Written instruction → Filter this material down to the lines that hold "Иные", copying each one.
^^^^^^^^
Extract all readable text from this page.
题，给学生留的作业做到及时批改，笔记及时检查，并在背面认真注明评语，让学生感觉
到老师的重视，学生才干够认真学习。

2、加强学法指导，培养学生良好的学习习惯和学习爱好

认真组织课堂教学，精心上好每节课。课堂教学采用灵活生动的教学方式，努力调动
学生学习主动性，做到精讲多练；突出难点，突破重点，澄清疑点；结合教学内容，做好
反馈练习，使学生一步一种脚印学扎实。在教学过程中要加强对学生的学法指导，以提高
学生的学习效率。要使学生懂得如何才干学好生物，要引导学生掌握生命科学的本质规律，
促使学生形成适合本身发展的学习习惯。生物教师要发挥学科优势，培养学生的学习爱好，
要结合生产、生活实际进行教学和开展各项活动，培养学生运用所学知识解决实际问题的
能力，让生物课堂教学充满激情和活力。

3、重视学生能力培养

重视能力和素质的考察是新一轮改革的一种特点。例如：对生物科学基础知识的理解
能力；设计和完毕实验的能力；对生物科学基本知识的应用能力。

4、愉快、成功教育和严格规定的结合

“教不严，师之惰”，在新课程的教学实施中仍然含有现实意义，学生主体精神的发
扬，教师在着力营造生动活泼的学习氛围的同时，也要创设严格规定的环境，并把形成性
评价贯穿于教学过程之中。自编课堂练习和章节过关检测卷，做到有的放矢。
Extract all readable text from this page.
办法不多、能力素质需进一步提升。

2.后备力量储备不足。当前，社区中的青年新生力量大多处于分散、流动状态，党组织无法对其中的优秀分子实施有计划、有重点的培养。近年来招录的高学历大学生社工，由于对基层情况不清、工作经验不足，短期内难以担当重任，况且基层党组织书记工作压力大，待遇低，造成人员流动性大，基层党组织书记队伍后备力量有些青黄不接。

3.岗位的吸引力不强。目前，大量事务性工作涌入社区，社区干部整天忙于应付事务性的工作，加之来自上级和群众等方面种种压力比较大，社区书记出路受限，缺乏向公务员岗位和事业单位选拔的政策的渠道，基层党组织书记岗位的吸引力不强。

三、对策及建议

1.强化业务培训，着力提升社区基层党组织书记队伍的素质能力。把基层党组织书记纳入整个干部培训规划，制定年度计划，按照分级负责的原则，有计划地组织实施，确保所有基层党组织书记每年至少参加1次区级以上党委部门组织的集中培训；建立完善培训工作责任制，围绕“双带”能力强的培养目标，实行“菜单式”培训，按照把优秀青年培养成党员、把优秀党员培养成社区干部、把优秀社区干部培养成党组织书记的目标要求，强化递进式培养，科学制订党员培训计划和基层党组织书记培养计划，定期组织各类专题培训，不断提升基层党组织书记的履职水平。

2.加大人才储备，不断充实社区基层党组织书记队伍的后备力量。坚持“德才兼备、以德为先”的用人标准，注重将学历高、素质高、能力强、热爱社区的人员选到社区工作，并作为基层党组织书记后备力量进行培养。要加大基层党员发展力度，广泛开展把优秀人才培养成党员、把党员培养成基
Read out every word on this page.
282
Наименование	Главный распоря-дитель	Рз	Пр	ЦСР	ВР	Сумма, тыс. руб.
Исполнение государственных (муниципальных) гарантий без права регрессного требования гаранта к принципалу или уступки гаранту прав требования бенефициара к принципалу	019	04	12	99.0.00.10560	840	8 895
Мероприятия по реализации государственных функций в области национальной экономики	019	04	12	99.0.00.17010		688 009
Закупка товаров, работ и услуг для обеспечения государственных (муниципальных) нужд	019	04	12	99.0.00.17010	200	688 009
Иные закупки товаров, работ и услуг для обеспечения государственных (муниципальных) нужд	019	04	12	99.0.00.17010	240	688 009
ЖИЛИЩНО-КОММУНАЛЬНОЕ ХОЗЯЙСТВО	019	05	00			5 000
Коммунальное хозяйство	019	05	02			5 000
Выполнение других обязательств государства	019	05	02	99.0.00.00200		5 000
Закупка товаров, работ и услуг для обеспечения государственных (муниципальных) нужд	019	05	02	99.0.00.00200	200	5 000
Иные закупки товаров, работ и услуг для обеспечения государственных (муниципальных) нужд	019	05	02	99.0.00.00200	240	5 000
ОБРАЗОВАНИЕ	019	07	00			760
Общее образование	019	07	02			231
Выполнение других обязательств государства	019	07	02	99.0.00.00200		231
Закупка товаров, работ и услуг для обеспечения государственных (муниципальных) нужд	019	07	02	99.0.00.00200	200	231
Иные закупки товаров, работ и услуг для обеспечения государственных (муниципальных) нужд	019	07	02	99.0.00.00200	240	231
^^^^^^^^
The answer →
Иные закупки товаров, работ и услуг для обеспечения государственных (муниципальных) нужд	019	04	12	99.0.00.17010	240	688 009
Иные закупки товаров, работ и услуг для обеспечения государственных (муниципальных) нужд	019	05	02	99.0.00.00200	240	5 000
Иные закупки товаров, работ и услуг для обеспечения государственных (муниципальных) нужд	019	07	02	99.0.00.00200	240	231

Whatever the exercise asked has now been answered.